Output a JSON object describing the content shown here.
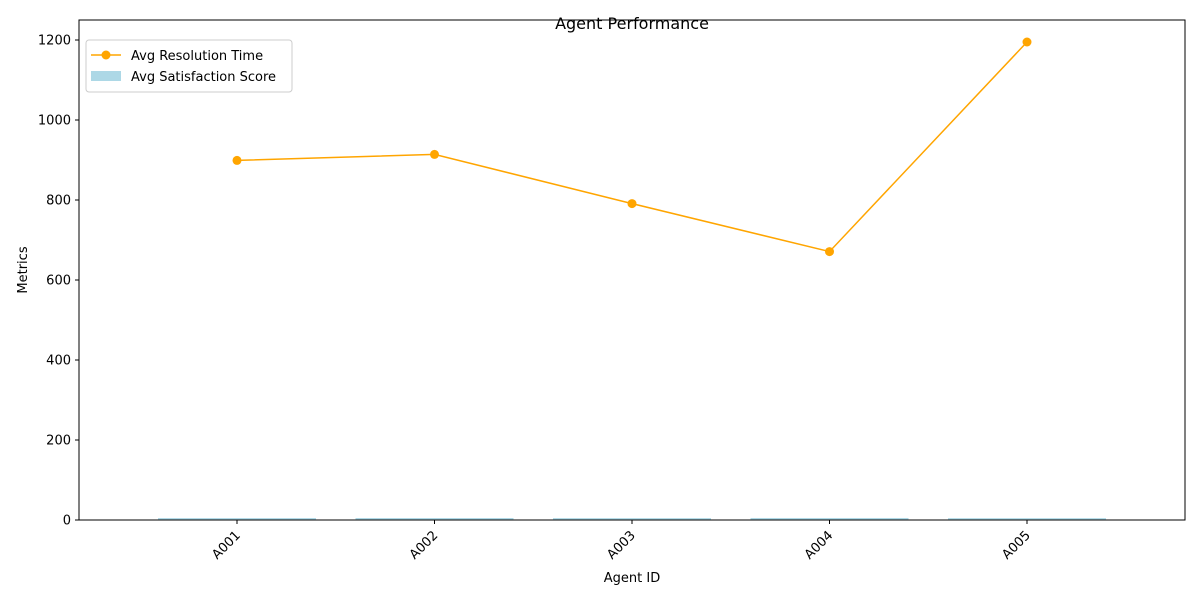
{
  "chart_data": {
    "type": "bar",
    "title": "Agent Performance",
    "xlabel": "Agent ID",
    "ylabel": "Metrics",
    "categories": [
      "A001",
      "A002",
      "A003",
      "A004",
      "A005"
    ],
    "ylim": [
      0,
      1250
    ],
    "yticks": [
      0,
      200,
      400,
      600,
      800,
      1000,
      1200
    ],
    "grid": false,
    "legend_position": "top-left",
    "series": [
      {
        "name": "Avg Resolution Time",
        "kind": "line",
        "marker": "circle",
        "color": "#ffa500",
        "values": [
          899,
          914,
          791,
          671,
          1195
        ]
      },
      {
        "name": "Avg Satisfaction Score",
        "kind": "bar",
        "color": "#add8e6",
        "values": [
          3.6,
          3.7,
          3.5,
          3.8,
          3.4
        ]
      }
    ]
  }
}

--

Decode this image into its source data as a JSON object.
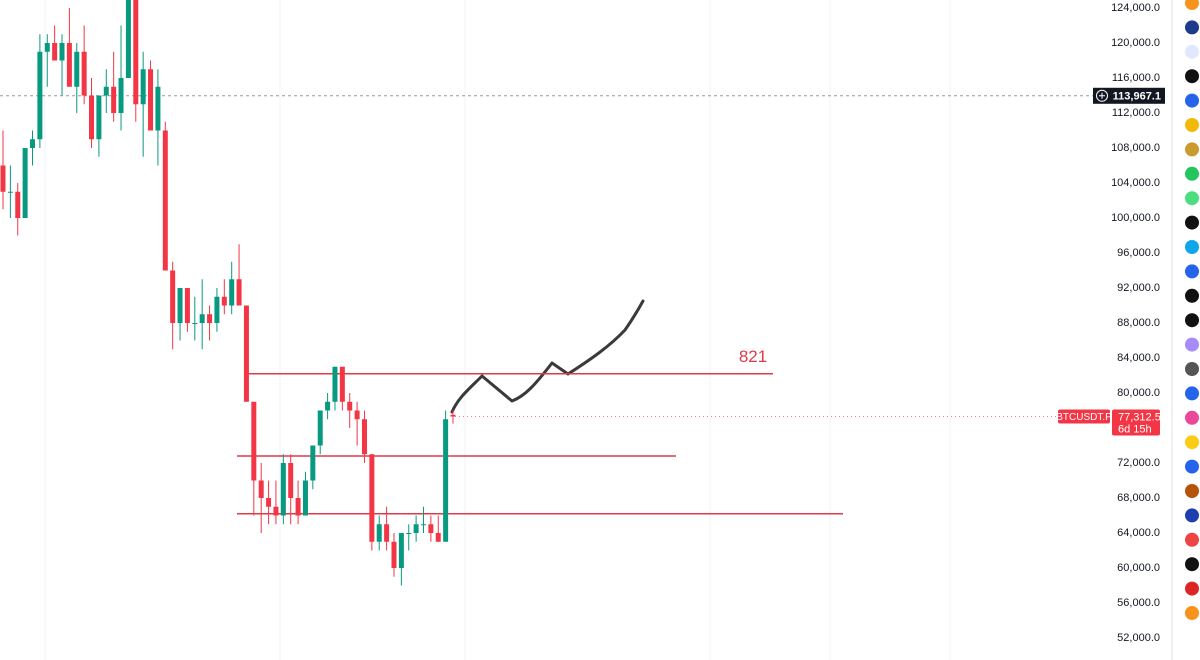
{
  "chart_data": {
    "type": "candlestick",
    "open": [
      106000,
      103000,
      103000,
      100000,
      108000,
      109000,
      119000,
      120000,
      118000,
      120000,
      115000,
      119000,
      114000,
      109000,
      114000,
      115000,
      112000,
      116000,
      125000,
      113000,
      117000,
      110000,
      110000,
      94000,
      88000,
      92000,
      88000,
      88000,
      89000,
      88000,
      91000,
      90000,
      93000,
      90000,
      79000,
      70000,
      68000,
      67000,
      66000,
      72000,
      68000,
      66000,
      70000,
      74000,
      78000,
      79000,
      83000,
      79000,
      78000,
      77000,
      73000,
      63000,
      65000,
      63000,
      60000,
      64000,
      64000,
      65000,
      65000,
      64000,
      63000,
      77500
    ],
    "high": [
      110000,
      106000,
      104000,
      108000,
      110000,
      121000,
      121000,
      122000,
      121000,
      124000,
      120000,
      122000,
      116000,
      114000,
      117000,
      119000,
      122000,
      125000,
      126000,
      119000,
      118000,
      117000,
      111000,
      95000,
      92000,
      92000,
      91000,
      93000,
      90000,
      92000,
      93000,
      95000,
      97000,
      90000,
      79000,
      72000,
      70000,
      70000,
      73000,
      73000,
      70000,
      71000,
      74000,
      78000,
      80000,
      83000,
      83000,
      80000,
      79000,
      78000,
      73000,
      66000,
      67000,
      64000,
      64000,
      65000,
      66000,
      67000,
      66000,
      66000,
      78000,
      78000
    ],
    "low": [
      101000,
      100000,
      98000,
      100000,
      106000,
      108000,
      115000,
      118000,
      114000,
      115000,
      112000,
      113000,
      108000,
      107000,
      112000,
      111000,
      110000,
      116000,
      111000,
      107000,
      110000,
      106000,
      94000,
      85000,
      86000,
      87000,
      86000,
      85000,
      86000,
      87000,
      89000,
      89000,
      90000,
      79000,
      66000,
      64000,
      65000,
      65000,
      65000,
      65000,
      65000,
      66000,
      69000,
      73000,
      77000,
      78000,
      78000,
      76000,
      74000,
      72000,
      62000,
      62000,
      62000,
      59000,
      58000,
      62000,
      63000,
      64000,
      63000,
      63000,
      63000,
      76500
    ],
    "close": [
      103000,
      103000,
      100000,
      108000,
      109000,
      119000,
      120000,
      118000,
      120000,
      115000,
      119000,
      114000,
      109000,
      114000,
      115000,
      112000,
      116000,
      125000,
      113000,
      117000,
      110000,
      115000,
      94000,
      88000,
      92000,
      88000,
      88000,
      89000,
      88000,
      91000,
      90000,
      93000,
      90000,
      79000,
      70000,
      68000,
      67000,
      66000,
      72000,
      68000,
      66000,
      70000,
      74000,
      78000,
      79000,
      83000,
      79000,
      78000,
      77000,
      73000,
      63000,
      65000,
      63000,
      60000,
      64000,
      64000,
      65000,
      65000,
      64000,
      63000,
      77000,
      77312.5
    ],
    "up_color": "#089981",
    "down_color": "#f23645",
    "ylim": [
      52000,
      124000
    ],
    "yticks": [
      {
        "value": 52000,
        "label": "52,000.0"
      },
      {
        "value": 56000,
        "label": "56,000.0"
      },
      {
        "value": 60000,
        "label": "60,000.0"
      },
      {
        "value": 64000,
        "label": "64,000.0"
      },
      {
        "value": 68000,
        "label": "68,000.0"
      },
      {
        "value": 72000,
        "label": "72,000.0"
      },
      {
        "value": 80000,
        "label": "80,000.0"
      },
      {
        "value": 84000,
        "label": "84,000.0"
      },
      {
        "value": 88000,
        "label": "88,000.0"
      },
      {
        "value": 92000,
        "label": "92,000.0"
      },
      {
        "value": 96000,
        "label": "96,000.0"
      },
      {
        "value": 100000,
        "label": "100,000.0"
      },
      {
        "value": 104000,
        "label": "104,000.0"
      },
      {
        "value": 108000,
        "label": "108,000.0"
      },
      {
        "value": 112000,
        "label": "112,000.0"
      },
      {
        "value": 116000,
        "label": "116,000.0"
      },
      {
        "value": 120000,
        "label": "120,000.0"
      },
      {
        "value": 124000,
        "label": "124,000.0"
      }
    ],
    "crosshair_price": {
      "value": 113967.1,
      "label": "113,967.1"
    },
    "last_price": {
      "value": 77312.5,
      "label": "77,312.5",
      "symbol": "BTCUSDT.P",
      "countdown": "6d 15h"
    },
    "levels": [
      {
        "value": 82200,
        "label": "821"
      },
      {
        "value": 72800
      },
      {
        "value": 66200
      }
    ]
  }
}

■ Work to do:
Locate the word "name" in the entries, and copy every line where it is found.

■ Written response:
        "name": "Avg Resolution Time",
        "name": "Avg Satisfaction Score",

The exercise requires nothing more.